* _WHAT THE TASK ASKS_: Sort through the entries below and pull out lines containing the word "eligible".
***
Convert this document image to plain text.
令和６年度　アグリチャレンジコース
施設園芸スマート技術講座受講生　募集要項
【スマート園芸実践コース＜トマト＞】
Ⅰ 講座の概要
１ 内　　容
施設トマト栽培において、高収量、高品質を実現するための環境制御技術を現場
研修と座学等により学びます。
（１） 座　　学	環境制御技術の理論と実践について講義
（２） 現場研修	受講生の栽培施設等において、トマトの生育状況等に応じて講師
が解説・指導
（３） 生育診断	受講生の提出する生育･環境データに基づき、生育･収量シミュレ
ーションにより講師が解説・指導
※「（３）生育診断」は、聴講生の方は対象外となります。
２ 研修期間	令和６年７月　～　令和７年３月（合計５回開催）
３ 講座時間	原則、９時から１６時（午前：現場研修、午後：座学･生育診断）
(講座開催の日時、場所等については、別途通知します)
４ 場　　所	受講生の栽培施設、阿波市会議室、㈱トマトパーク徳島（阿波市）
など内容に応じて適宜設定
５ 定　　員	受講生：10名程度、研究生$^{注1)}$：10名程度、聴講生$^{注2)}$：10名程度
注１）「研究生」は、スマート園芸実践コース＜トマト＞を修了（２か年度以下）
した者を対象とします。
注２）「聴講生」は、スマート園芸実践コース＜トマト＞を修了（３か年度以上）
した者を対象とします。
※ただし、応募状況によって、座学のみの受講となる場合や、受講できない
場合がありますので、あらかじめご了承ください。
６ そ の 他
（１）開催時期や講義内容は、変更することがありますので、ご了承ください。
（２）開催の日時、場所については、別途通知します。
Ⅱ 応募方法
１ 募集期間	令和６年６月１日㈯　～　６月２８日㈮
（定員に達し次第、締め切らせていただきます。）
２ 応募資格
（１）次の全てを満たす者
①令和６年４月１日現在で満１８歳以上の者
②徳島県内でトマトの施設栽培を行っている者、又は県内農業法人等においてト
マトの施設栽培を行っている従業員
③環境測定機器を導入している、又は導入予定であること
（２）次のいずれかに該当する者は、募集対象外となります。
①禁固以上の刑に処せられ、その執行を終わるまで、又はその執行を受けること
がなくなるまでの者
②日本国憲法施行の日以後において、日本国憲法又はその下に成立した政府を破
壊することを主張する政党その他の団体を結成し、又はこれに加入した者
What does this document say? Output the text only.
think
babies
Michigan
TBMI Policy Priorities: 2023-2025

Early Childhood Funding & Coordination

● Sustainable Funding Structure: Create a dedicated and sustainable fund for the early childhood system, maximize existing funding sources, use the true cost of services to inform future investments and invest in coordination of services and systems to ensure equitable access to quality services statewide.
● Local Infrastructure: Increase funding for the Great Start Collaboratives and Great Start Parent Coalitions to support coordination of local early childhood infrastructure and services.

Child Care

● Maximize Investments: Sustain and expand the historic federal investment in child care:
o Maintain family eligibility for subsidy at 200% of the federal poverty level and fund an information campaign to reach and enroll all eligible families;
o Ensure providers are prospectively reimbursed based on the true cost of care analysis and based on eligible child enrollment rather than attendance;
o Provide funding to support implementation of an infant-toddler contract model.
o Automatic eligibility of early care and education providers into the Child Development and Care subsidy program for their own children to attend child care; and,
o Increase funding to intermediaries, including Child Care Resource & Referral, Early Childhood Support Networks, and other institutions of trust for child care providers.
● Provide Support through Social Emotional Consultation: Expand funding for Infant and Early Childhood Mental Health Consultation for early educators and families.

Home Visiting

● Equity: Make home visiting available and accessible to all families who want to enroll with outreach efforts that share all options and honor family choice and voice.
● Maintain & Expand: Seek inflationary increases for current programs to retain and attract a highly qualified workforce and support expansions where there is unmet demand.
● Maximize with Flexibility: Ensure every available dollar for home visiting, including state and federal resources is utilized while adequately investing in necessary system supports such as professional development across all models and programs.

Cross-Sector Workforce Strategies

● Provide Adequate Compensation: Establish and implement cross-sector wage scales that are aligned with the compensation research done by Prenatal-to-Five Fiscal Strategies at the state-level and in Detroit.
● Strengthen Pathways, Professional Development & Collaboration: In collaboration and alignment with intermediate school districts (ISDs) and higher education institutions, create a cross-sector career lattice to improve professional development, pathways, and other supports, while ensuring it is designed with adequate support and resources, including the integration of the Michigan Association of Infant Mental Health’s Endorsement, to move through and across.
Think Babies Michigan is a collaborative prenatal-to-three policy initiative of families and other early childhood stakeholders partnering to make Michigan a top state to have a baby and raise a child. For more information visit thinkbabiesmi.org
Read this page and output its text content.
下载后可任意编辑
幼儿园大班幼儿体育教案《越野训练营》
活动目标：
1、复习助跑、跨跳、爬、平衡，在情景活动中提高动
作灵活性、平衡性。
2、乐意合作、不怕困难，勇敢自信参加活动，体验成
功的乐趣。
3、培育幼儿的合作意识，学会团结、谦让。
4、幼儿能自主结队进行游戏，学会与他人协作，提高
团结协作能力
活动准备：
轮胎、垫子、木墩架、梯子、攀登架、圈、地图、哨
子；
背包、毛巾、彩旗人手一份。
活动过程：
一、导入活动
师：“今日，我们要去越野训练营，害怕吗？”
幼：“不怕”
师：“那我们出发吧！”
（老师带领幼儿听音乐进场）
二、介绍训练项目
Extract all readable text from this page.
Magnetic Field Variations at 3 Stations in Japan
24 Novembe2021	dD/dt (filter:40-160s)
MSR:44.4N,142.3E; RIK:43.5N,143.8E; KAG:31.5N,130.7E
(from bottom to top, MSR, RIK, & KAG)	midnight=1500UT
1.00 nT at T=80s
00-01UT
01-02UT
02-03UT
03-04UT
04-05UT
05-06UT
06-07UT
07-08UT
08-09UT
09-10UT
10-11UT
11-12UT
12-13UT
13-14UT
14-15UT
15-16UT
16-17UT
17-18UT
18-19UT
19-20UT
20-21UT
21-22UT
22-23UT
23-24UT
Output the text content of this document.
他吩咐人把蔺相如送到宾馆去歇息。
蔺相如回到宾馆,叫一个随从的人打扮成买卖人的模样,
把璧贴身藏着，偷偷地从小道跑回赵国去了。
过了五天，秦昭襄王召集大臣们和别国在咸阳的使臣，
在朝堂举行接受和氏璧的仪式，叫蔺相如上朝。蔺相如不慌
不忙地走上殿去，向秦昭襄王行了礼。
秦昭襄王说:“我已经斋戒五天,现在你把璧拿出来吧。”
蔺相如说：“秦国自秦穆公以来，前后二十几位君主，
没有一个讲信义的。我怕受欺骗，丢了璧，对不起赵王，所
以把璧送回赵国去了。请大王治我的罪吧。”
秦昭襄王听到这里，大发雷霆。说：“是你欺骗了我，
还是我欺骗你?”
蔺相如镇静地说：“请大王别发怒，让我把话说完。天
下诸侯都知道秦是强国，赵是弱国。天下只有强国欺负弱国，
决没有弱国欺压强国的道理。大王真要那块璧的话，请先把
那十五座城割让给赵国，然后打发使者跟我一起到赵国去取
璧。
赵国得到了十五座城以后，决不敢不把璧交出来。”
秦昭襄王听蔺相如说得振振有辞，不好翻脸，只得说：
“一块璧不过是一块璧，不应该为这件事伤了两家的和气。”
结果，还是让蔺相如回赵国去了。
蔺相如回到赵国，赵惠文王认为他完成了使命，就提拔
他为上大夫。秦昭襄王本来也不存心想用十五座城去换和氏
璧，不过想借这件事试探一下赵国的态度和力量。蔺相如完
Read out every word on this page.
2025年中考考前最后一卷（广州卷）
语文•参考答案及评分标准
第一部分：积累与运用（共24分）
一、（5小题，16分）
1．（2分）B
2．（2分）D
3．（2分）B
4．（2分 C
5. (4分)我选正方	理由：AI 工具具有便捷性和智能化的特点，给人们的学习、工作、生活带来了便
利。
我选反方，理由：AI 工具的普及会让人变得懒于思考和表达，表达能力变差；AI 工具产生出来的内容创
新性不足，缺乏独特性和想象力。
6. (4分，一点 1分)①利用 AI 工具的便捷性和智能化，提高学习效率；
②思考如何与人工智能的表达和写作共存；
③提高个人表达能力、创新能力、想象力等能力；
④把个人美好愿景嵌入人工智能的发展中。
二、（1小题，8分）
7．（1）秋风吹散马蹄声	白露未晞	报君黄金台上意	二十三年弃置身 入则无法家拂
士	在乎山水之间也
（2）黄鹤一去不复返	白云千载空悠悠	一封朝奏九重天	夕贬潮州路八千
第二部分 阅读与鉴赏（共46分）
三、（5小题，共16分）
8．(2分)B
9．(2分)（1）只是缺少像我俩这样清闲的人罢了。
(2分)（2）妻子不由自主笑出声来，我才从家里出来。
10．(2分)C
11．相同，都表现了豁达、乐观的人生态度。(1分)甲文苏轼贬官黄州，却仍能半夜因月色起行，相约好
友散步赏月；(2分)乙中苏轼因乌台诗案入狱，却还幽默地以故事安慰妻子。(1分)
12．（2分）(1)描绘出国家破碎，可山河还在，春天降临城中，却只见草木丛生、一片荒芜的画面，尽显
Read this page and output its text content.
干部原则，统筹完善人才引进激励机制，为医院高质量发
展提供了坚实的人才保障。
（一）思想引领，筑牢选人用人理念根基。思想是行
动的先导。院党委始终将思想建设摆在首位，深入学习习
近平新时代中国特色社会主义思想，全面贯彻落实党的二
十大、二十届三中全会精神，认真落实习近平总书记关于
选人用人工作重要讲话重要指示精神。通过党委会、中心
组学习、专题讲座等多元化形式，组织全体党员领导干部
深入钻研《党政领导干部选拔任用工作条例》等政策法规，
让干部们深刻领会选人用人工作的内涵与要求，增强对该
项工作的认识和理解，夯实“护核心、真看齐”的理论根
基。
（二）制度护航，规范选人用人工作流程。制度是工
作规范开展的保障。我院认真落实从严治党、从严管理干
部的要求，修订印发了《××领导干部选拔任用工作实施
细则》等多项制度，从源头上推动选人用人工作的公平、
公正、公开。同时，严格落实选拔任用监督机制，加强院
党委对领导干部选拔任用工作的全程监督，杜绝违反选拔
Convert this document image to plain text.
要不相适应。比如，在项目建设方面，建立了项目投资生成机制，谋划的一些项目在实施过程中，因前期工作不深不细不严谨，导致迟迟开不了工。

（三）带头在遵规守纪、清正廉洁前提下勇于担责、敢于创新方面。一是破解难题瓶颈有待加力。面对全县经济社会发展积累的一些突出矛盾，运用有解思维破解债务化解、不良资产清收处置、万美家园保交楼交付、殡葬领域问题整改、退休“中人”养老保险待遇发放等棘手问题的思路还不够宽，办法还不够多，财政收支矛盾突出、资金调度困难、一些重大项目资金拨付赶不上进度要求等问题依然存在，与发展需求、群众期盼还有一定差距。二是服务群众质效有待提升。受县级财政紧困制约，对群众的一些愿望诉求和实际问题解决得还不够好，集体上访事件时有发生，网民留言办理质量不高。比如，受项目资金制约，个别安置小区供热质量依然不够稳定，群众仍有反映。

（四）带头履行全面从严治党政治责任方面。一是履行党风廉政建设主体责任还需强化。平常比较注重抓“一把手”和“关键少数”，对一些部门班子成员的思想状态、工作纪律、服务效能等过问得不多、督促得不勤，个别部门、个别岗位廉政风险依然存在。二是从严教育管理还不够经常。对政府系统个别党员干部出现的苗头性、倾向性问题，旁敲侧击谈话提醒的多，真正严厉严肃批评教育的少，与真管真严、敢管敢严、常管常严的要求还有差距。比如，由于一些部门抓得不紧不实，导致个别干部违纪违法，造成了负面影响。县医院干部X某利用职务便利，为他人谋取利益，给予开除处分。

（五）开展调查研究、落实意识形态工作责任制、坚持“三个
***
* _WRITTEN RESPONSE_:
o Maintain family eligibility for subsidy at 200% of the federal poverty level and fund an information campaign to reach and enroll all eligible families;
o Ensure providers are prospectively reimbursed based on the true cost of care analysis and based on eligible child enrollment rather than attendance;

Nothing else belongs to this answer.